** START OF Recorded data **
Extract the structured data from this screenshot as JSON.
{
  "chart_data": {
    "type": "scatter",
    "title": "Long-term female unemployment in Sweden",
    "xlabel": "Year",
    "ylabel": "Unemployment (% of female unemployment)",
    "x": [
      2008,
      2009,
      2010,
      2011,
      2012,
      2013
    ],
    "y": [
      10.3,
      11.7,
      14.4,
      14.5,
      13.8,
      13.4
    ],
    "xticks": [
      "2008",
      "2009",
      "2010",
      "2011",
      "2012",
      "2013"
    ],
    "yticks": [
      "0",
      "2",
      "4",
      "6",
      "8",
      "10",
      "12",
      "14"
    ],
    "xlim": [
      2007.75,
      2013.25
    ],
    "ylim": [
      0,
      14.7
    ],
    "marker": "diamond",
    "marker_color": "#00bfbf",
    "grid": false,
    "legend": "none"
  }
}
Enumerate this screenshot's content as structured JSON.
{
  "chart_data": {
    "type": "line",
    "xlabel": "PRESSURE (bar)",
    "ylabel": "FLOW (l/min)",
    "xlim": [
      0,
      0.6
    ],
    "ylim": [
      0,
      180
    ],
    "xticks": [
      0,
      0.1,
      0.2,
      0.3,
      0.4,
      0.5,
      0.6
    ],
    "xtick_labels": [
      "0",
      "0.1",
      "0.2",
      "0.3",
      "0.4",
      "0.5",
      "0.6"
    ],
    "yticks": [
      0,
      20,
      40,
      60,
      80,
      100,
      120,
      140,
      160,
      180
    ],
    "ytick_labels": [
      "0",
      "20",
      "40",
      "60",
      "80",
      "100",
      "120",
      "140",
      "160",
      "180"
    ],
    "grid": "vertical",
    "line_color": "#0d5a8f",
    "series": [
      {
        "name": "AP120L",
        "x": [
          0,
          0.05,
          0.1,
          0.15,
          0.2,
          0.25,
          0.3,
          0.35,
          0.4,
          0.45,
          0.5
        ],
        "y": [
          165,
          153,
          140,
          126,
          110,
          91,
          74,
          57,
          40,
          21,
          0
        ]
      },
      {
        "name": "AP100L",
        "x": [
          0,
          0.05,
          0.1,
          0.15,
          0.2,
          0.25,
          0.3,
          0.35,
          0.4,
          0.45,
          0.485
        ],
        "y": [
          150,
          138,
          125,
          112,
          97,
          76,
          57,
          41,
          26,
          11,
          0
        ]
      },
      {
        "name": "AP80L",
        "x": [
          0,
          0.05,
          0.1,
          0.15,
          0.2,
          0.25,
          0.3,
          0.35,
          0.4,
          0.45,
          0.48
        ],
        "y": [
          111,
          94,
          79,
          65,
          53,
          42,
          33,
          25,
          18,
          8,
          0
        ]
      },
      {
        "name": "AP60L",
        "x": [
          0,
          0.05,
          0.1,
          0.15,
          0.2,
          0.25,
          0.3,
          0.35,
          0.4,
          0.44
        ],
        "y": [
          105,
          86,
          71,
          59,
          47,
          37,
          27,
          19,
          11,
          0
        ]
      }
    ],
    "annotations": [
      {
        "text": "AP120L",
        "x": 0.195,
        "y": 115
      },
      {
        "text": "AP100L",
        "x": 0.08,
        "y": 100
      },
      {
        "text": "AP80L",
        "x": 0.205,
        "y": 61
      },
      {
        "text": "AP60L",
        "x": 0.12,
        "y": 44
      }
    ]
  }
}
** END OF Recorded data **
Copy the material above, line for line.

Extract the structured data from this screenshot as JSON.
{
  "chart_data": {
    "type": "scatter",
    "title": "Long-term female unemployment in Sweden",
    "xlabel": "Year",
    "ylabel": "Unemployment (% of female unemployment)",
    "x": [
      2008,
      2009,
      2010,
      2011,
      2012,
      2013
    ],
    "y": [
      10.3,
      11.7,
      14.4,
      14.5,
      13.8,
      13.4
    ],
    "xticks": [
      "2008",
      "2009",
      "2010",
      "2011",
      "2012",
      "2013"
    ],
    "yticks": [
      "0",
      "2",
      "4",
      "6",
      "8",
      "10",
      "12",
      "14"
    ],
    "xlim": [
      2007.75,
      2013.25
    ],
    "ylim": [
      0,
      14.7
    ],
    "marker": "diamond",
    "marker_color": "#00bfbf",
    "grid": false,
    "legend": "none"
  }
}
Enumerate this screenshot's content as structured JSON.
{
  "chart_data": {
    "type": "line",
    "xlabel": "PRESSURE (bar)",
    "ylabel": "FLOW (l/min)",
    "xlim": [
      0,
      0.6
    ],
    "ylim": [
      0,
      180
    ],
    "xticks": [
      0,
      0.1,
      0.2,
      0.3,
      0.4,
      0.5,
      0.6
    ],
    "xtick_labels": [
      "0",
      "0.1",
      "0.2",
      "0.3",
      "0.4",
      "0.5",
      "0.6"
    ],
    "yticks": [
      0,
      20,
      40,
      60,
      80,
      100,
      120,
      140,
      160,
      180
    ],
    "ytick_labels": [
      "0",
      "20",
      "40",
      "60",
      "80",
      "100",
      "120",
      "140",
      "160",
      "180"
    ],
    "grid": "vertical",
    "line_color": "#0d5a8f",
    "series": [
      {
        "name": "AP120L",
        "x": [
          0,
          0.05,
          0.1,
          0.15,
          0.2,
          0.25,
          0.3,
          0.35,
          0.4,
          0.45,
          0.5
        ],
        "y": [
          165,
          153,
          140,
          126,
          110,
          91,
          74,
          57,
          40,
          21,
          0
        ]
      },
      {
        "name": "AP100L",
        "x": [
          0,
          0.05,
          0.1,
          0.15,
          0.2,
          0.25,
          0.3,
          0.35,
          0.4,
          0.45,
          0.485
        ],
        "y": [
          150,
          138,
          125,
          112,
          97,
          76,
          57,
          41,
          26,
          11,
          0
        ]
      },
      {
        "name": "AP80L",
        "x": [
          0,
          0.05,
          0.1,
          0.15,
          0.2,
          0.25,
          0.3,
          0.35,
          0.4,
          0.45,
          0.48
        ],
        "y": [
          111,
          94,
          79,
          65,
          53,
          42,
          33,
          25,
          18,
          8,
          0
        ]
      },
      {
        "name": "AP60L",
        "x": [
          0,
          0.05,
          0.1,
          0.15,
          0.2,
          0.25,
          0.3,
          0.35,
          0.4,
          0.44
        ],
        "y": [
          105,
          86,
          71,
          59,
          47,
          37,
          27,
          19,
          11,
          0
        ]
      }
    ],
    "annotations": [
      {
        "text": "AP120L",
        "x": 0.195,
        "y": 115
      },
      {
        "text": "AP100L",
        "x": 0.08,
        "y": 100
      },
      {
        "text": "AP80L",
        "x": 0.205,
        "y": 61
      },
      {
        "text": "AP60L",
        "x": 0.12,
        "y": 44
      }
    ]
  }
}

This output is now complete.